(Recorded data)
--- Begin ---

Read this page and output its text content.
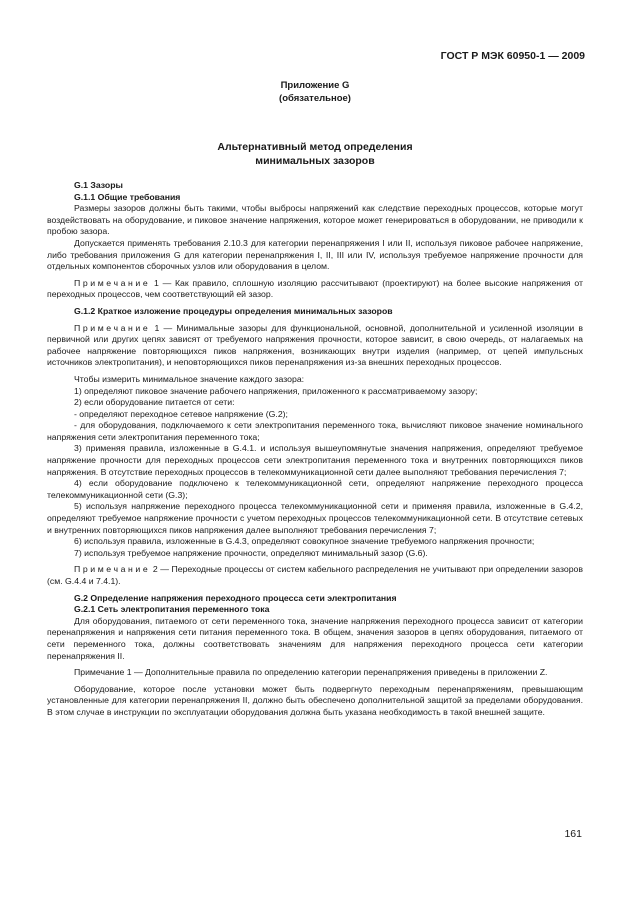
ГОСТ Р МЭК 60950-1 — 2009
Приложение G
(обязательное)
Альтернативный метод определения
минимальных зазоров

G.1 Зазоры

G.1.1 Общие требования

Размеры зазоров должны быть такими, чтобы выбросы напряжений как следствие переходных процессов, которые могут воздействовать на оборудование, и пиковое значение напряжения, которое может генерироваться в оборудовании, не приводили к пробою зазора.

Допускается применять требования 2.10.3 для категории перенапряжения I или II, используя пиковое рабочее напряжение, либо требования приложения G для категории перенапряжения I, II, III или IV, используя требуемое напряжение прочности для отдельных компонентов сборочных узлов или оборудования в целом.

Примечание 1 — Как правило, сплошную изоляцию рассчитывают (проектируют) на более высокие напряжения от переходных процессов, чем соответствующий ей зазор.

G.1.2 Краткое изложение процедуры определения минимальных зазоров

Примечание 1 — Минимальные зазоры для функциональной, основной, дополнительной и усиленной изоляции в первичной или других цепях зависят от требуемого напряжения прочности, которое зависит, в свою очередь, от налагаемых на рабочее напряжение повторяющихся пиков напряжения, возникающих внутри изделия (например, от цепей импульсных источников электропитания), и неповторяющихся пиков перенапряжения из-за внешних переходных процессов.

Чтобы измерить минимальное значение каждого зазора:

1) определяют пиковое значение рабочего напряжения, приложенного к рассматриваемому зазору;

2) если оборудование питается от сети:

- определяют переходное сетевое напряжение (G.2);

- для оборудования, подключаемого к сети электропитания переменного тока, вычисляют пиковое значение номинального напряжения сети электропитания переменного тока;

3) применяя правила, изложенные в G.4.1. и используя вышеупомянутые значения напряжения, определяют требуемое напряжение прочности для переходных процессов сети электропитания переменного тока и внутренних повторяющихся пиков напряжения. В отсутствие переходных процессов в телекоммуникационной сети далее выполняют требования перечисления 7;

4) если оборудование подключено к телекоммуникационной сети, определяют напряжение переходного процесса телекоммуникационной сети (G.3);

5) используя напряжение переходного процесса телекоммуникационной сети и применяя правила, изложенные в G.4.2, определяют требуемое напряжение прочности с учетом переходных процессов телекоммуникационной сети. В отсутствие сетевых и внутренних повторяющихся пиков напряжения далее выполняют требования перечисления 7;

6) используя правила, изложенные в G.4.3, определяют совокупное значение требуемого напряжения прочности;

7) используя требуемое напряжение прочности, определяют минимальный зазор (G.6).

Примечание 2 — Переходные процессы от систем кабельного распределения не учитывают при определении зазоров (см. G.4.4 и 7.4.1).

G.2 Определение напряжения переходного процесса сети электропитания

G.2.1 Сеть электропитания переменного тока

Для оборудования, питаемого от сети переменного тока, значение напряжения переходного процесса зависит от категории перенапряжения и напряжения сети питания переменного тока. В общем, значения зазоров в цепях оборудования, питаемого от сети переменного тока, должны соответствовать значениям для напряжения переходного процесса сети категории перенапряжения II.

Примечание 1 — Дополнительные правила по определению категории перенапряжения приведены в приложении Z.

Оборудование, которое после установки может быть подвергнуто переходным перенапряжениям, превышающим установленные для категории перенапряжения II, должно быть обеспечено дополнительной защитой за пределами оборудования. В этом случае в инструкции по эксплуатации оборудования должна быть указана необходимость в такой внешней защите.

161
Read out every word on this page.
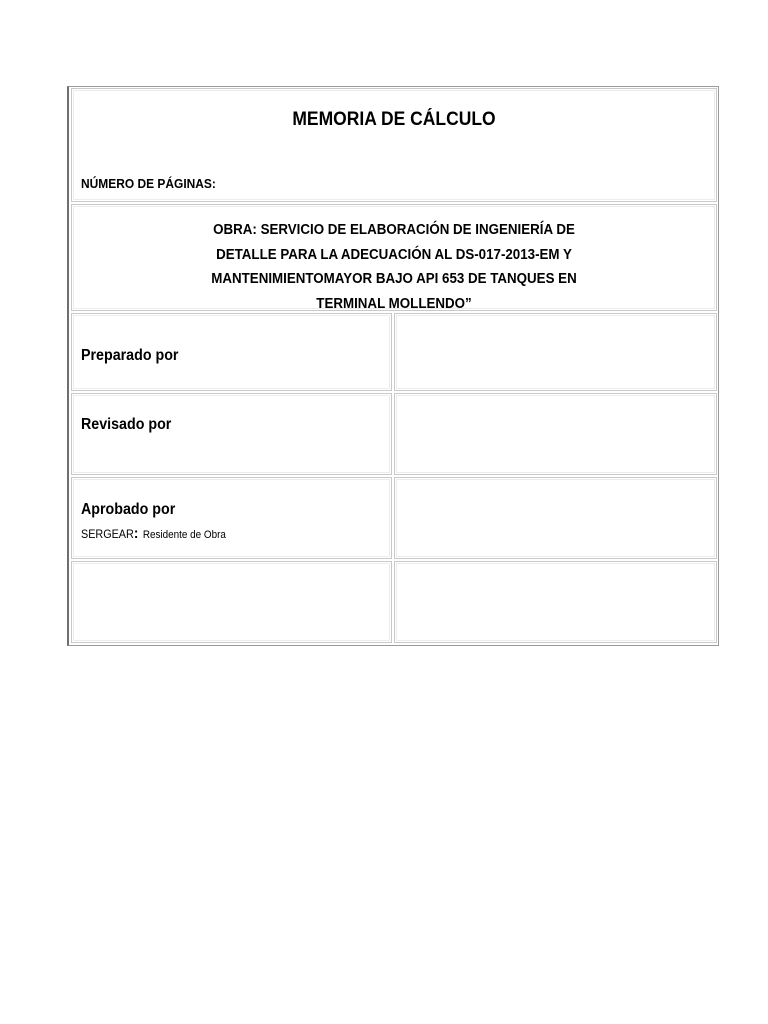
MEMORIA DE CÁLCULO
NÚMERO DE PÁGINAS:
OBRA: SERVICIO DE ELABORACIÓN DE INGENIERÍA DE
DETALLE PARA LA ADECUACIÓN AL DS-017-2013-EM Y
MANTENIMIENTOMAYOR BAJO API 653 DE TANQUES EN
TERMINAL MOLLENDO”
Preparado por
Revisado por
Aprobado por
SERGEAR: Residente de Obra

--- End ---

▶ [Goal of the exercise] Only the lines from the one containing "Read out every word on this page." through the end of the listing are to be quoted, exactly and with both ends included; pictures are left out.

▶ [Solved exercise]
Read out every word on this page.
MEMORIA DE CÁLCULO
NÚMERO DE PÁGINAS:
OBRA: SERVICIO DE ELABORACIÓN DE INGENIERÍA DE
DETALLE PARA LA ADECUACIÓN AL DS-017-2013-EM Y
MANTENIMIENTOMAYOR BAJO API 653 DE TANQUES EN
TERMINAL MOLLENDO”
Preparado por
Revisado por
Aprobado por
SERGEAR: Residente de Obra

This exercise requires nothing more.